>> START Supplied text

I have a pandas data frame that has account information and a reason for canceling. I have cleaned the data/lemmatized/removed my own stop words to come up with n grams and frequency. How do I add all of the ngrams back to the original data set so the frequencies are with the account level information? Ideally I want to take this and output a file that I can give to the business.
Is there a way I can use the sparse matrix to accomplish this? Not sure if this is possible or even scalable to larger data sets.
Below is a picture of the frequencies I want to attach to the original data frame some how.
I ended up figuring out how to do this:
After creating the sparse matrix and fitting it to a data frame I was able to merge the data with the original data frame by using the indexes as the joining column. Below is a sample from my code:
tf_vect_final = CountVectorizer(max_df=0.90,min_df=5,stop_words=stop,
ngram_range=(5,5),analyzer='word')

>> END Supplied text

> **Written problem 1**
Retype the listing from its opening line down to and including the line that contains "workflow-node[interactable] — [903, 533, 921, 551]".
> **Written problem 2**
Extend the forum post about attaching n-gram frequencies to a pandas data frame, picking up right after its last line.

>> START Supplied records

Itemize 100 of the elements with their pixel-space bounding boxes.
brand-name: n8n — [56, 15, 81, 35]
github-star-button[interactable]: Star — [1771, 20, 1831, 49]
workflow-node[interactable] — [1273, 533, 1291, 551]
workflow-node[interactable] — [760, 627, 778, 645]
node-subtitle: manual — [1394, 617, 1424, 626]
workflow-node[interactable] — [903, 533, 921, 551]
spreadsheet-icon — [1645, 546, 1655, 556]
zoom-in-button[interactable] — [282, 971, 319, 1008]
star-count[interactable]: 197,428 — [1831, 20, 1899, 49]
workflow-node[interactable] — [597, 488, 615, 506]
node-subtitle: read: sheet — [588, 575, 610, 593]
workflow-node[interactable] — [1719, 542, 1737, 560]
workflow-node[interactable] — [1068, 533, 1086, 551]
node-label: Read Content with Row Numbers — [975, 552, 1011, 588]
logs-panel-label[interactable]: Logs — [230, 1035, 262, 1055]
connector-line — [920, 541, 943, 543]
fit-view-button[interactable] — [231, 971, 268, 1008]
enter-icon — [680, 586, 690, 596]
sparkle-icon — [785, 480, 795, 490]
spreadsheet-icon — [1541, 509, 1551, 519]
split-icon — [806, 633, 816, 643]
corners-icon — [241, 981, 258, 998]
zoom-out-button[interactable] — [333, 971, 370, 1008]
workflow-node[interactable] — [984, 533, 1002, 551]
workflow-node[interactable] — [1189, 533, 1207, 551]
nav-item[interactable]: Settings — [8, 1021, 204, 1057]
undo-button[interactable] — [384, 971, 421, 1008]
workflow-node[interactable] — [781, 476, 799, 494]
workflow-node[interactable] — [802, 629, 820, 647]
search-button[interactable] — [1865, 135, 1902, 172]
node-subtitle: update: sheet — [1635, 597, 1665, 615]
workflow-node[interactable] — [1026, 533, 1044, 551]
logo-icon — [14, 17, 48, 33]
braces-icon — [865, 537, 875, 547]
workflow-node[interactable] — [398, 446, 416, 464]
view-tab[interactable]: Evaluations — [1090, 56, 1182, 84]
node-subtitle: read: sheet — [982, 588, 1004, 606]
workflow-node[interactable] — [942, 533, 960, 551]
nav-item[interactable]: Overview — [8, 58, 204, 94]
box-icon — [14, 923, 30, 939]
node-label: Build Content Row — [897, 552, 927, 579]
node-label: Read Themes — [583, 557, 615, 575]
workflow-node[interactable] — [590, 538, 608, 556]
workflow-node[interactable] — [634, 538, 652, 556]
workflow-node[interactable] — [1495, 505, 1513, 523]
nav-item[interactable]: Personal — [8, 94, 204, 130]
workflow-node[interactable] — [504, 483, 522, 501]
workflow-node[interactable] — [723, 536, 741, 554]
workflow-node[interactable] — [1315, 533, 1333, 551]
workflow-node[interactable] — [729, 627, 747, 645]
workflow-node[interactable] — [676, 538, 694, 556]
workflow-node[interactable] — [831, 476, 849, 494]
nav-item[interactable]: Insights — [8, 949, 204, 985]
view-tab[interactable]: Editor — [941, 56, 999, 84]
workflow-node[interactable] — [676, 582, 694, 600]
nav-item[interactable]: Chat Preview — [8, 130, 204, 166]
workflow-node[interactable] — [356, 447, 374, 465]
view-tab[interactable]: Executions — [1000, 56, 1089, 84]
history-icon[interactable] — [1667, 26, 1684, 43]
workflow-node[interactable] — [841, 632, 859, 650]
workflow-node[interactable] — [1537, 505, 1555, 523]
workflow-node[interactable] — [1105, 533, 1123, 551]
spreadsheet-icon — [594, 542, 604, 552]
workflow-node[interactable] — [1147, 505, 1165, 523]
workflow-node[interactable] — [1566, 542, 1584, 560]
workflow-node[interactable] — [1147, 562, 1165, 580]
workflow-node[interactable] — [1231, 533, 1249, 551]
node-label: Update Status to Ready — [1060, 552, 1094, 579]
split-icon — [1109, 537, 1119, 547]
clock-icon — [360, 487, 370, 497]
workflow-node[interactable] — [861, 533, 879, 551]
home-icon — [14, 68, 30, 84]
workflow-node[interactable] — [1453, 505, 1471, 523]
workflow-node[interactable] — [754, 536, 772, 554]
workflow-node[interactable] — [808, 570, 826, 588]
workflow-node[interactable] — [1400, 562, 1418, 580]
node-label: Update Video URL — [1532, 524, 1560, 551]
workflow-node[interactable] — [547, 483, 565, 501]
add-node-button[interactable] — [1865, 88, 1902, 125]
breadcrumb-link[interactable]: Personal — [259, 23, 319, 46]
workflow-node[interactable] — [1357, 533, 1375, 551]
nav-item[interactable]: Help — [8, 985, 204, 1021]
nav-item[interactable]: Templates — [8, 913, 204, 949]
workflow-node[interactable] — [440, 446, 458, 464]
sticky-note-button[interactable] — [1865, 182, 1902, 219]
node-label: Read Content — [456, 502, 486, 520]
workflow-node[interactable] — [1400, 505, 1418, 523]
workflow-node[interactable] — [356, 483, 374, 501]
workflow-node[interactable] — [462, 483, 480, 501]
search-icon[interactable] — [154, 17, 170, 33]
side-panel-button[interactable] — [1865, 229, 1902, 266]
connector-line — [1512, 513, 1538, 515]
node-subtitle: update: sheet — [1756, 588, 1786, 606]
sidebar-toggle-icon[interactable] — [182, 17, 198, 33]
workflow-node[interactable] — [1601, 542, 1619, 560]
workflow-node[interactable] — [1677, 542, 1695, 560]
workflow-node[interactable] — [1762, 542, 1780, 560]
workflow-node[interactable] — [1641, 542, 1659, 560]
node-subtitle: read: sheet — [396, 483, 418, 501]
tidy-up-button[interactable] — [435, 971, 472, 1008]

>> END Supplied records

> **Exercise result 1**
Itemize 100 of the elements with their pixel-space bounding boxes.
brand-name: n8n — [56, 15, 81, 35]
github-star-button[interactable]: Star — [1771, 20, 1831, 49]
workflow-node[interactable] — [1273, 533, 1291, 551]
workflow-node[interactable] — [760, 627, 778, 645]
node-subtitle: manual — [1394, 617, 1424, 626]
workflow-node[interactable] — [903, 533, 921, 551]

> **Exercise result 2**
tf_vect_final.fit(dfn['Not Written Comments_clean_stop'].tolist())
print("There are {} grams found".format(len(tf_vect_final.get_feature_names())))
tff = tf_vect_final.transform(dfn['Not Written Comments_clean_stop'].tolist())
tff = pd.DataFrame(tff.toarray(),columns=tf_vect_final.get_feature_names())
dfn.index.names=['PK']
tff.index.names=['PK']
dfn = dfn.reset_index()
tff = tff.reset_index()
dfn_final = dfn.merge(tff, on= 'PK')